* SHORT PROBLEM: Make an exact copy of the data below, leaving out every picture.

* INPUT FOR THIS TASK:
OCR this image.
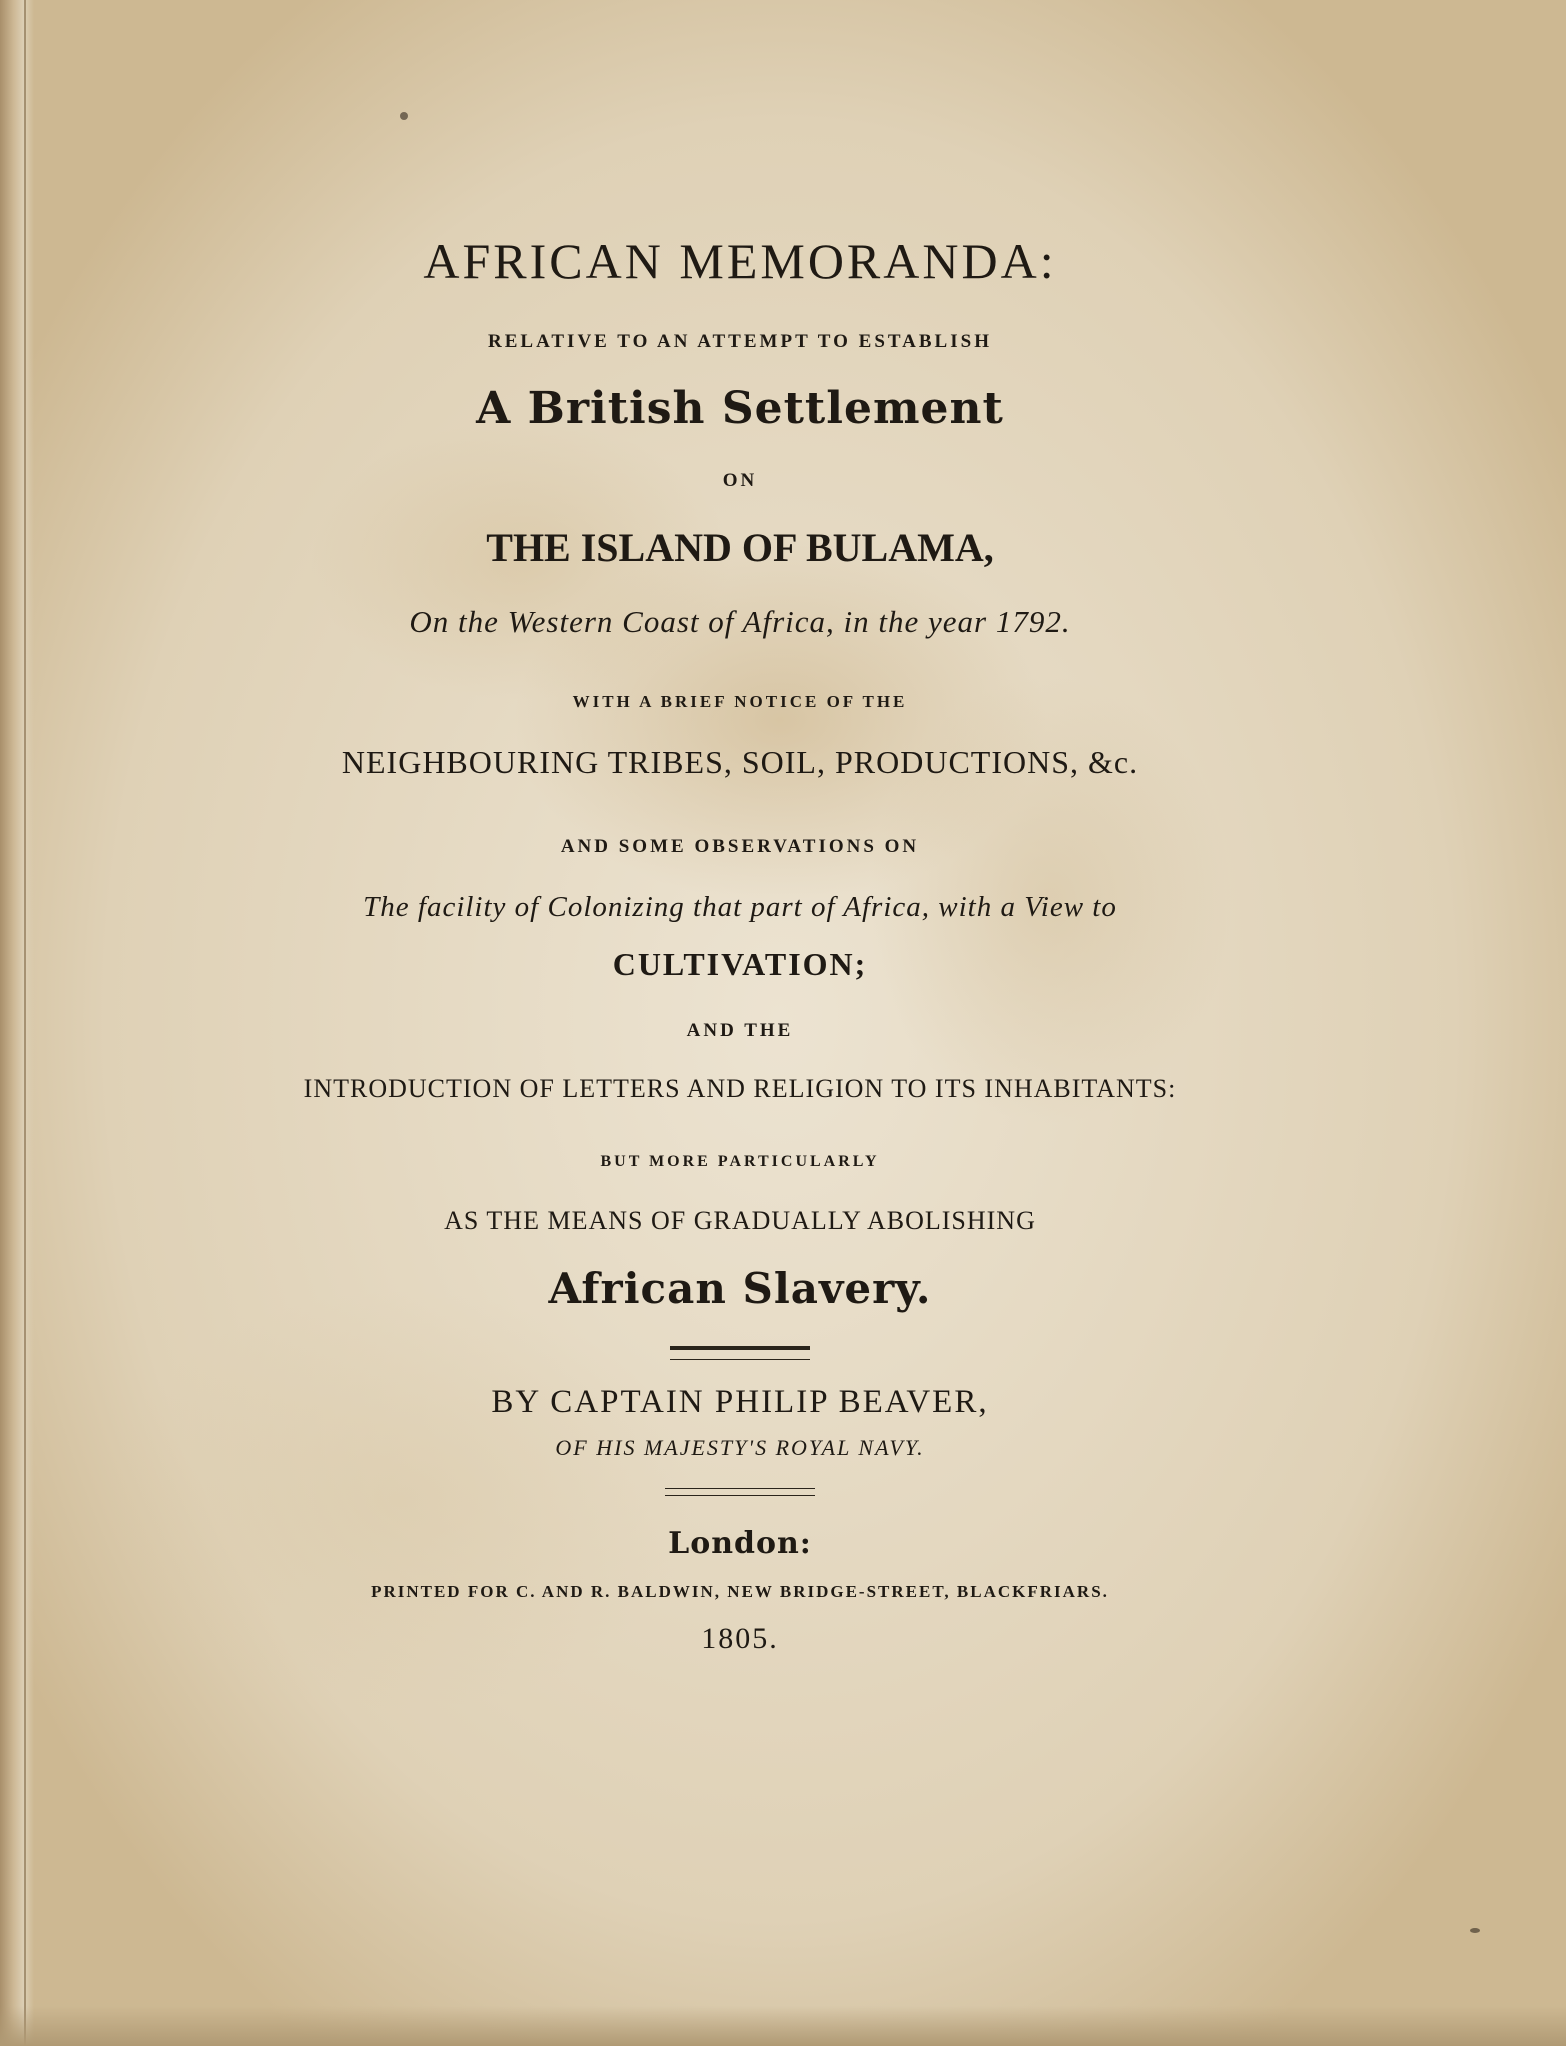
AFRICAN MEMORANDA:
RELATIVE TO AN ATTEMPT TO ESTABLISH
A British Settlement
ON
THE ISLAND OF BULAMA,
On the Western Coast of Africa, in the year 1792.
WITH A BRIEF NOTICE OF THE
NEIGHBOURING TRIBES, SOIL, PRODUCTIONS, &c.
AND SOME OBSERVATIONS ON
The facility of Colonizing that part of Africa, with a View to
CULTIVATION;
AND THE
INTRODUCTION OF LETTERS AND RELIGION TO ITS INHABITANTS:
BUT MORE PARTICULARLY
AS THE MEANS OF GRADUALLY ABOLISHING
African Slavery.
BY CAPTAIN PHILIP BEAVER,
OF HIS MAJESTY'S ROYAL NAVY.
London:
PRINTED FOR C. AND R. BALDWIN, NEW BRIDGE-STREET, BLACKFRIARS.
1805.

* EXPECTED OUTPUT:
OCR this image.
AFRICAN MEMORANDA:
RELATIVE TO AN ATTEMPT TO ESTABLISH
A British Settlement
ON
THE ISLAND OF BULAMA,
On the Western Coast of Africa, in the year 1792.
WITH A BRIEF NOTICE OF THE
NEIGHBOURING TRIBES, SOIL, PRODUCTIONS, &c.
AND SOME OBSERVATIONS ON
The facility of Colonizing that part of Africa, with a View to
CULTIVATION;
AND THE
INTRODUCTION OF LETTERS AND RELIGION TO ITS INHABITANTS:
BUT MORE PARTICULARLY
AS THE MEANS OF GRADUALLY ABOLISHING
African Slavery.
BY CAPTAIN PHILIP BEAVER,
OF HIS MAJESTY'S ROYAL NAVY.
London:
PRINTED FOR C. AND R. BALDWIN, NEW BRIDGE-STREET, BLACKFRIARS.
1805.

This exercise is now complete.